#### [Given information]
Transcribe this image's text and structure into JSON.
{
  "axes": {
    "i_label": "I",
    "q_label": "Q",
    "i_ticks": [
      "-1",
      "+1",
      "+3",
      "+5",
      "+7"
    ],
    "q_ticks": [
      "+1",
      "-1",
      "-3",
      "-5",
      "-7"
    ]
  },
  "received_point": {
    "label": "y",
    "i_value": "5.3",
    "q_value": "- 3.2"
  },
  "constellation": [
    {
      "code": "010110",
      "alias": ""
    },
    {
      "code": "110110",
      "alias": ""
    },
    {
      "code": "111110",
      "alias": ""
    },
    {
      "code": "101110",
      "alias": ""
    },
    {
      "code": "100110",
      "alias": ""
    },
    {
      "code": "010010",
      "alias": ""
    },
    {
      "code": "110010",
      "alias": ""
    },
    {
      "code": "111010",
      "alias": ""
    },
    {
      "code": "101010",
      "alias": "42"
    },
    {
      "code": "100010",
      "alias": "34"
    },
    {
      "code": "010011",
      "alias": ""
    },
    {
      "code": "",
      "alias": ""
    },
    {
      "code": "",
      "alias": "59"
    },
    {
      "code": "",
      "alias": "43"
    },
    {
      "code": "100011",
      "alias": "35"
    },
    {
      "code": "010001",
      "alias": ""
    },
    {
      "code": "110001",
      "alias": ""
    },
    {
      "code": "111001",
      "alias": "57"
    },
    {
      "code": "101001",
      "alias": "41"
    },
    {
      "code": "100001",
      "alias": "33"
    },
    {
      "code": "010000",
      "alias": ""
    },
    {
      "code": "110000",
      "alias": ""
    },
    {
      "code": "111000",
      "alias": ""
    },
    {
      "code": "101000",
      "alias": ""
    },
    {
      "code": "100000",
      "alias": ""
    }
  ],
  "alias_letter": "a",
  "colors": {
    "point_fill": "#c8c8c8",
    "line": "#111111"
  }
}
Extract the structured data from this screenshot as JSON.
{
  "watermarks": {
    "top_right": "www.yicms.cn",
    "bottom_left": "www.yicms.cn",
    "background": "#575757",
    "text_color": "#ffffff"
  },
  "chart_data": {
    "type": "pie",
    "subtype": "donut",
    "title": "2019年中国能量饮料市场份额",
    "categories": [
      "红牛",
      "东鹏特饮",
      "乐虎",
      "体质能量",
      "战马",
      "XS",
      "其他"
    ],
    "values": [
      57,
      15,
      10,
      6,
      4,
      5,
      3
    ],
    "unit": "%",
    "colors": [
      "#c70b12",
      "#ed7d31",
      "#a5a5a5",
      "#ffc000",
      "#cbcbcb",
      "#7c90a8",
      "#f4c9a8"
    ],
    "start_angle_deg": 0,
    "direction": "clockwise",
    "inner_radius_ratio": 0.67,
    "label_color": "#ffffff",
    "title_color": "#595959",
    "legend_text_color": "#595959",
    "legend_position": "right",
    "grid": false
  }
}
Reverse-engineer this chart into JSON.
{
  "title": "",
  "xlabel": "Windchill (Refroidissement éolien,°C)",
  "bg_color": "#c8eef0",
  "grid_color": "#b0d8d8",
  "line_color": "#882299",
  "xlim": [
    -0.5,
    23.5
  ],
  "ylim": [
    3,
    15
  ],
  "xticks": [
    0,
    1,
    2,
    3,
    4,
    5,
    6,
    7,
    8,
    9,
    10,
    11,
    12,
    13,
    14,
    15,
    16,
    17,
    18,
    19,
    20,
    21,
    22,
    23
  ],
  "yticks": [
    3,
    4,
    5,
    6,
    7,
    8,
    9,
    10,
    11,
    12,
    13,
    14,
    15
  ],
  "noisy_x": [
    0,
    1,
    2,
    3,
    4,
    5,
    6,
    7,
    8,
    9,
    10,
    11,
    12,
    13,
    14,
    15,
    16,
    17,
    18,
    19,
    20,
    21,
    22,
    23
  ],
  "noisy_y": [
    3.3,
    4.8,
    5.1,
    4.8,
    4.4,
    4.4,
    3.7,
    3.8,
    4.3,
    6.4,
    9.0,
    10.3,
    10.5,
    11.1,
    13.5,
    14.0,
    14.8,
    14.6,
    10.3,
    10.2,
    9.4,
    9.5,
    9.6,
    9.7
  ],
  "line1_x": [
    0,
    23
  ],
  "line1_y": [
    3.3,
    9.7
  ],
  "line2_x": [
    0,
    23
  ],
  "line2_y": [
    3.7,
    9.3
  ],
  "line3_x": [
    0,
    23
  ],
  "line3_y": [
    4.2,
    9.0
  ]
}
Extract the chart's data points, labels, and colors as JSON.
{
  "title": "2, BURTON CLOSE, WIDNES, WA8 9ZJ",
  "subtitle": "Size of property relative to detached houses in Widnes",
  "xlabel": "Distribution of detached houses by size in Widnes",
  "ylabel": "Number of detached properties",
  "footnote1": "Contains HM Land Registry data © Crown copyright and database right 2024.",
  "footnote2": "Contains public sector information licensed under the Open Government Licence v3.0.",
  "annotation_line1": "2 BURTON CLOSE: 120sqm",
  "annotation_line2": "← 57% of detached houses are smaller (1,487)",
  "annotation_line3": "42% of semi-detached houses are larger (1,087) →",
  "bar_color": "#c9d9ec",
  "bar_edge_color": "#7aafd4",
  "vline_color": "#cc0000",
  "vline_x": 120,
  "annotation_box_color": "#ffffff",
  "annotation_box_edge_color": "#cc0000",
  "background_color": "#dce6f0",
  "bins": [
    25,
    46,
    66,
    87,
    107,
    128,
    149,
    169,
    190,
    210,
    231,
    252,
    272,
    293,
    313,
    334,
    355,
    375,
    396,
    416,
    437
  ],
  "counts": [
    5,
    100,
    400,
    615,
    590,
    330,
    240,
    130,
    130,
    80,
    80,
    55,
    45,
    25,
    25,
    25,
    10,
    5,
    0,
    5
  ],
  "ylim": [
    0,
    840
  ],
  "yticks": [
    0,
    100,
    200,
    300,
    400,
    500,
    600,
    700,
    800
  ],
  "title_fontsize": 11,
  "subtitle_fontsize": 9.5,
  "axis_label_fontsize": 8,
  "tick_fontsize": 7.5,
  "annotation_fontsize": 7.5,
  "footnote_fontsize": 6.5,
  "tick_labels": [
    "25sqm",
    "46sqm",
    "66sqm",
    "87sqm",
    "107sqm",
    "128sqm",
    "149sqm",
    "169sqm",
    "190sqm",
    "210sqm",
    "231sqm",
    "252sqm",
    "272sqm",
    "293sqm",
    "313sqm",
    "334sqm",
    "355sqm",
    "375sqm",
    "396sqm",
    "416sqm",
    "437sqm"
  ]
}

#### [Goal]
Read through the data and copy every line where "JSON" shows up.

#### [Expected answer]
Transcribe this image's text and structure into JSON.
Extract the structured data from this screenshot as JSON.
Reverse-engineer this chart into JSON.
Extract the chart's data points, labels, and colors as JSON.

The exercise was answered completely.